What is being asked
In this exercise, the entries below include pictures. Repeat exactly the lines from the line with "What's the underlying" to the line with "Extract the chart's", including both, but without the pictures.

Some records
-*-*-
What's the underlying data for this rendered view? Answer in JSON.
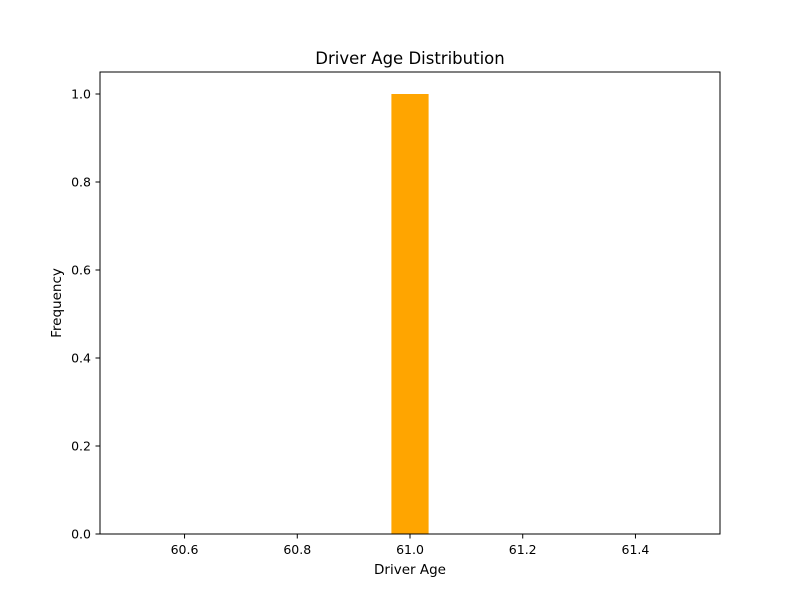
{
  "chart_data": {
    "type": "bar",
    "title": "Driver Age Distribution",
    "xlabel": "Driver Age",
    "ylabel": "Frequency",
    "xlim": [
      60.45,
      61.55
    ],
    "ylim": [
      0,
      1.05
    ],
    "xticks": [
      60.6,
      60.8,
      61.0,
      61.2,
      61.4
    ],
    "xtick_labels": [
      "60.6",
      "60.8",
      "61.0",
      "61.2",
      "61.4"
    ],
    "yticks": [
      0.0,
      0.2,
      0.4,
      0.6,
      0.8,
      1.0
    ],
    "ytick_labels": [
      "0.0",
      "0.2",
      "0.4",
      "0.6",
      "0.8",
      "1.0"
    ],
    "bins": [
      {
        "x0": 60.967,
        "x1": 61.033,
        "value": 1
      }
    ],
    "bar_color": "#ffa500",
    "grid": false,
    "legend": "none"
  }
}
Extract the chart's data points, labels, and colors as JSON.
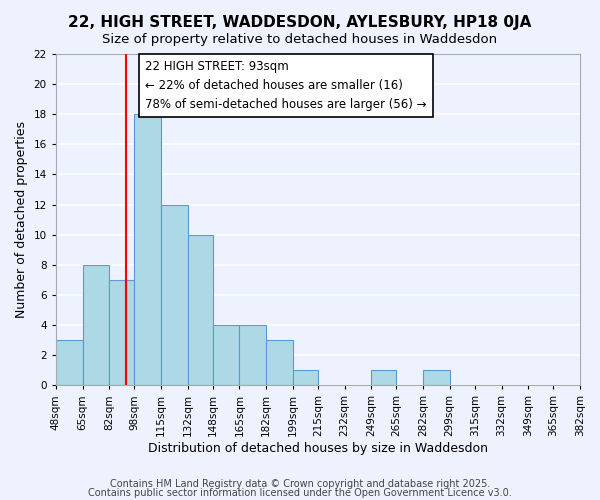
-*-*-
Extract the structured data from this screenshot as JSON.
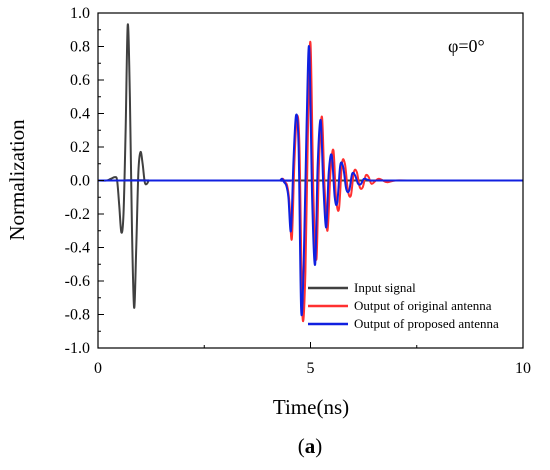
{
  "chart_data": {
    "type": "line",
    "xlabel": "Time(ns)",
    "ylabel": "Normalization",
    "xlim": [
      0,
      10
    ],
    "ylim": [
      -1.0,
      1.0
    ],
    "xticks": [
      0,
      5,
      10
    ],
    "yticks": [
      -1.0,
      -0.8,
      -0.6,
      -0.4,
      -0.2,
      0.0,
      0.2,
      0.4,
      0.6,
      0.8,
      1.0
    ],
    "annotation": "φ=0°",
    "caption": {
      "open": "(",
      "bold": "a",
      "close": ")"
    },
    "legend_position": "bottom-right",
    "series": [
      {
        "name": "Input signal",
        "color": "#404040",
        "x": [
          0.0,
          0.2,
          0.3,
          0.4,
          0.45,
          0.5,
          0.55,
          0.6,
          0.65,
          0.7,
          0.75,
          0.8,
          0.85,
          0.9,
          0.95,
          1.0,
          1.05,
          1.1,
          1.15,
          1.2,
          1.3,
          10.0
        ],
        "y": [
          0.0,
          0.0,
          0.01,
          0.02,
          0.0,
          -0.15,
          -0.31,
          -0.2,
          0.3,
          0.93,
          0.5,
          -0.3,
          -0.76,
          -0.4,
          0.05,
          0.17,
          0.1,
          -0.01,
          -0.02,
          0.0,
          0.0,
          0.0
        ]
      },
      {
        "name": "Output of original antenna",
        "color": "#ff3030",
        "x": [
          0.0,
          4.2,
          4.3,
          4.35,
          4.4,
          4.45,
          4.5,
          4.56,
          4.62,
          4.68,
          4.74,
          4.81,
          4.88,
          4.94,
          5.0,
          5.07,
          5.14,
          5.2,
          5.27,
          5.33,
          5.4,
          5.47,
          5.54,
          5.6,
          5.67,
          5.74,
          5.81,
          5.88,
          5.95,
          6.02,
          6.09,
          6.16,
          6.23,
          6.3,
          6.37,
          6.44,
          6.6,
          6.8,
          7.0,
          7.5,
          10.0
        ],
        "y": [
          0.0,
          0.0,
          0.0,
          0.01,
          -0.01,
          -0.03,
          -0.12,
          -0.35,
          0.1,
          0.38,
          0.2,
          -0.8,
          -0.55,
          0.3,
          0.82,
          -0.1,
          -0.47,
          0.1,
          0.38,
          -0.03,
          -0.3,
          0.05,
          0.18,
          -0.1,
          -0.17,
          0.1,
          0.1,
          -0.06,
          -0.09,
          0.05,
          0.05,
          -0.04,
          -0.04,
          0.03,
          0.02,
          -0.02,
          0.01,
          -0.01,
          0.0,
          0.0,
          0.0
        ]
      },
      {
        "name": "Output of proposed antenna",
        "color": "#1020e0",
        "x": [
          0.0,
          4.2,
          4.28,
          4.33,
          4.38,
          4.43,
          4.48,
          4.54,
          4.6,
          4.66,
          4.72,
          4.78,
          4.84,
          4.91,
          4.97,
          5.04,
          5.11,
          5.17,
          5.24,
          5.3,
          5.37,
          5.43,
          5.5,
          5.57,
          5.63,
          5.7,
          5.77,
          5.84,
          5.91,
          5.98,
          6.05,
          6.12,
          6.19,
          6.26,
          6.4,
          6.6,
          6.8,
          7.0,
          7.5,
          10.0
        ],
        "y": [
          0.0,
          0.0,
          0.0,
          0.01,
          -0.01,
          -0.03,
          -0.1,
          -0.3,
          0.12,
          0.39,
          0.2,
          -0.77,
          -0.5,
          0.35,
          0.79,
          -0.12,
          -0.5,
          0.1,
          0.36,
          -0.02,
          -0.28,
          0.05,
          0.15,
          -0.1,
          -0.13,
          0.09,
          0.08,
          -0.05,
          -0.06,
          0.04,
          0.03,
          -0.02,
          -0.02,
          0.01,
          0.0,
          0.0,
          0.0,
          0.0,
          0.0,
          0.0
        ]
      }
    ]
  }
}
-*-*-
Task solution
What's the underlying data for this rendered view? Answer in JSON.
{
  "chart_data": {
    "type": "bar",
    "title": "Driver Age Distribution",
    "xlabel": "Driver Age",
    "ylabel": "Frequency",
    "xlim": [
      60.45,
      61.55
    ],
    "ylim": [
      0,
      1.05
    ],
    "xticks": [
      60.6,
      60.8,
      61.0,
      61.2,
      61.4
    ],
    "xtick_labels": [
      "60.6",
      "60.8",
      "61.0",
      "61.2",
      "61.4"
    ],
    "yticks": [
      0.0,
      0.2,
      0.4,
      0.6,
      0.8,
      1.0
    ],
    "ytick_labels": [
      "0.0",
      "0.2",
      "0.4",
      "0.6",
      "0.8",
      "1.0"
    ],
    "bins": [
      {
        "x0": 60.967,
        "x1": 61.033,
        "value": 1
      }
    ],
    "bar_color": "#ffa500",
    "grid": false,
    "legend": "none"
  }
}
Extract the chart's data points, labels, and colors as JSON.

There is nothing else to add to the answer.